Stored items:
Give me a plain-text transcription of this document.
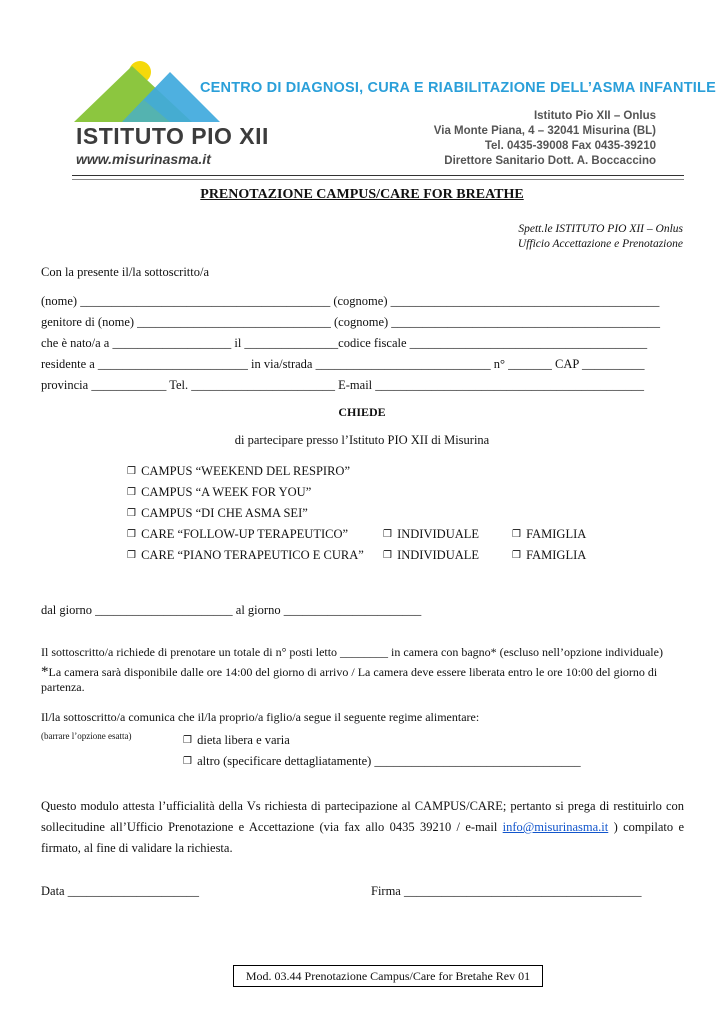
ISTITUTO PIO XII
www.misurinasma.it
CENTRO DI DIAGNOSI, CURA E RIABILITAZIONE DELL’ASMA INFANTILE
Istituto Pio XII – Onlus
Via Monte Piana, 4 – 32041 Misurina (BL)
Tel. 0435-39008 Fax 0435-39210
Direttore Sanitario Dott. A. Boccaccino
PRENOTAZIONE CAMPUS/CARE FOR BREATHE
Spett.le ISTITUTO PIO XII – Onlus
Ufficio Accettazione e Prenotazione
Con la presente il/la sottoscritto/a
(nome) ________________________________________ (cognome) ___________________________________________
genitore di (nome) _______________________________ (cognome) ___________________________________________
che è nato/a a ___________________ il _______________codice fiscale ______________________________________
residente a ________________________ in via/strada ____________________________ n° _______ CAP __________
provincia ____________ Tel. _______________________ E-mail ___________________________________________
CHIEDE
di partecipare presso l’Istituto PIO XII di Misurina
❒ CAMPUS “WEEKEND DEL RESPIRO”
❒ CAMPUS “A WEEK FOR YOU”
❒ CAMPUS “DI CHE ASMA SEI”
❒ CARE “FOLLOW-UP TERAPEUTICO”	❒ INDIVIDUALE	❒ FAMIGLIA
❒ CARE “PIANO TERAPEUTICO E CURA” ❒ INDIVIDUALE	❒ FAMIGLIA
dal giorno ______________________ al giorno ______________________
Il sottoscritto/a richiede di prenotare un totale di n° posti letto ________ in camera con bagno* (escluso nell’opzione individuale)
*La camera sarà disponibile dalle ore 14:00 del giorno di arrivo / La camera deve essere liberata entro le ore 10:00 del giorno di partenza.
Il/la sottoscritto/a comunica che il/la proprio/a figlio/a segue il seguente regime alimentare:
(barrare l’opzione esatta)	❒ dieta libera e varia
❒ altro (specificare dettagliatamente) _________________________________
Questo modulo attesta l’ufficialità della Vs richiesta di partecipazione al CAMPUS/CARE; pertanto si prega di restituirlo con sollecitudine all’Ufficio Prenotazione e Accettazione (via fax allo 0435 39210 / e-mail info@misurinasma.it ) compilato e firmato, al fine di validare la richiesta.
Data _____________________	Firma ______________________________________
Mod. 03.44 Prenotazione Campus/Care for Bretahe Rev 01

■ Problem details
Restate the whole listing above exactly, except for its images.

■ The reply
Give me a plain-text transcription of this document.
ISTITUTO PIO XII
www.misurinasma.it
CENTRO DI DIAGNOSI, CURA E RIABILITAZIONE DELL’ASMA INFANTILE
Istituto Pio XII – Onlus
Via Monte Piana, 4 – 32041 Misurina (BL)
Tel. 0435-39008 Fax 0435-39210
Direttore Sanitario Dott. A. Boccaccino
PRENOTAZIONE CAMPUS/CARE FOR BREATHE
Spett.le ISTITUTO PIO XII – Onlus
Ufficio Accettazione e Prenotazione
Con la presente il/la sottoscritto/a
(nome) ________________________________________ (cognome) ___________________________________________
genitore di (nome) _______________________________ (cognome) ___________________________________________
che è nato/a a ___________________ il _______________codice fiscale ______________________________________
residente a ________________________ in via/strada ____________________________ n° _______ CAP __________
provincia ____________ Tel. _______________________ E-mail ___________________________________________
CHIEDE
di partecipare presso l’Istituto PIO XII di Misurina
❒ CAMPUS “WEEKEND DEL RESPIRO”
❒ CAMPUS “A WEEK FOR YOU”
❒ CAMPUS “DI CHE ASMA SEI”
❒ CARE “FOLLOW-UP TERAPEUTICO”	❒ INDIVIDUALE	❒ FAMIGLIA
❒ CARE “PIANO TERAPEUTICO E CURA” ❒ INDIVIDUALE	❒ FAMIGLIA
dal giorno ______________________ al giorno ______________________
Il sottoscritto/a richiede di prenotare un totale di n° posti letto ________ in camera con bagno* (escluso nell’opzione individuale)
*La camera sarà disponibile dalle ore 14:00 del giorno di arrivo / La camera deve essere liberata entro le ore 10:00 del giorno di partenza.
Il/la sottoscritto/a comunica che il/la proprio/a figlio/a segue il seguente regime alimentare:
(barrare l’opzione esatta)	❒ dieta libera e varia
❒ altro (specificare dettagliatamente) _________________________________
Questo modulo attesta l’ufficialità della Vs richiesta di partecipazione al CAMPUS/CARE; pertanto si prega di restituirlo con sollecitudine all’Ufficio Prenotazione e Accettazione (via fax allo 0435 39210 / e-mail info@misurinasma.it ) compilato e firmato, al fine di validare la richiesta.
Data _____________________	Firma ______________________________________
Mod. 03.44 Prenotazione Campus/Care for Bretahe Rev 01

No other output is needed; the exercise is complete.